* What is expected
Output the lines that follow exactly as they are.

* Exercise materials

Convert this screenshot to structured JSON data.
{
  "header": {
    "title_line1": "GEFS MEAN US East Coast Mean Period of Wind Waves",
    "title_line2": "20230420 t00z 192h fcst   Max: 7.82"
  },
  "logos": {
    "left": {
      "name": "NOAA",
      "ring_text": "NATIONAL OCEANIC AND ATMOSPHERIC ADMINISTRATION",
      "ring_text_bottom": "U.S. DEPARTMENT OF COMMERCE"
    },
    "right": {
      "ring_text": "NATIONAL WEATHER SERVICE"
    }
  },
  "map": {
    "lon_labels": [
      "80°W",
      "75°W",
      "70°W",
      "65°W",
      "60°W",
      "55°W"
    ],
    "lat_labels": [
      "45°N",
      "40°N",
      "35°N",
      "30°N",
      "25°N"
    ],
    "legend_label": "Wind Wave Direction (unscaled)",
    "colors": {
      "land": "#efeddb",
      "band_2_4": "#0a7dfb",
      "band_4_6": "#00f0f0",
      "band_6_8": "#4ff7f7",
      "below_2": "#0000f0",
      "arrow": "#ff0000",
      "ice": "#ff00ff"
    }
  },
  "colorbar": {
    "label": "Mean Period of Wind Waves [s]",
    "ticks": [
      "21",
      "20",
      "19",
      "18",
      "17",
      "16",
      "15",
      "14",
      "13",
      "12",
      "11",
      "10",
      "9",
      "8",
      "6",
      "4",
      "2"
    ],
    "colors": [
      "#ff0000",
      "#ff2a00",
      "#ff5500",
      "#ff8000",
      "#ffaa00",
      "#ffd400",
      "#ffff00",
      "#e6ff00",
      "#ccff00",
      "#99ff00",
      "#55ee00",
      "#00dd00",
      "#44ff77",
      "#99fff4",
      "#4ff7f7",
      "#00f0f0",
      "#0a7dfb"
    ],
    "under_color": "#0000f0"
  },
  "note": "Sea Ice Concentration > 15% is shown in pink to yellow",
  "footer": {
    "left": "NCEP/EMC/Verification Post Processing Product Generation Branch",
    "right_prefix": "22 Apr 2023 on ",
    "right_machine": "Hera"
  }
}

* Full solution
Convert this screenshot to structured JSON data.
{
  "header": {
    "title_line1": "GEFS MEAN US East Coast Mean Period of Wind Waves",
    "title_line2": "20230420 t00z 192h fcst   Max: 7.82"
  },
  "logos": {
    "left": {
      "name": "NOAA",
      "ring_text": "NATIONAL OCEANIC AND ATMOSPHERIC ADMINISTRATION",
      "ring_text_bottom": "U.S. DEPARTMENT OF COMMERCE"
    },
    "right": {
      "ring_text": "NATIONAL WEATHER SERVICE"
    }
  },
  "map": {
    "lon_labels": [
      "80°W",
      "75°W",
      "70°W",
      "65°W",
      "60°W",
      "55°W"
    ],
    "lat_labels": [
      "45°N",
      "40°N",
      "35°N",
      "30°N",
      "25°N"
    ],
    "legend_label": "Wind Wave Direction (unscaled)",
    "colors": {
      "land": "#efeddb",
      "band_2_4": "#0a7dfb",
      "band_4_6": "#00f0f0",
      "band_6_8": "#4ff7f7",
      "below_2": "#0000f0",
      "arrow": "#ff0000",
      "ice": "#ff00ff"
    }
  },
  "colorbar": {
    "label": "Mean Period of Wind Waves [s]",
    "ticks": [
      "21",
      "20",
      "19",
      "18",
      "17",
      "16",
      "15",
      "14",
      "13",
      "12",
      "11",
      "10",
      "9",
      "8",
      "6",
      "4",
      "2"
    ],
    "colors": [
      "#ff0000",
      "#ff2a00",
      "#ff5500",
      "#ff8000",
      "#ffaa00",
      "#ffd400",
      "#ffff00",
      "#e6ff00",
      "#ccff00",
      "#99ff00",
      "#55ee00",
      "#00dd00",
      "#44ff77",
      "#99fff4",
      "#4ff7f7",
      "#00f0f0",
      "#0a7dfb"
    ],
    "under_color": "#0000f0"
  },
  "note": "Sea Ice Concentration > 15% is shown in pink to yellow",
  "footer": {
    "left": "NCEP/EMC/Verification Post Processing Product Generation Branch",
    "right_prefix": "22 Apr 2023 on ",
    "right_machine": "Hera"
  }
}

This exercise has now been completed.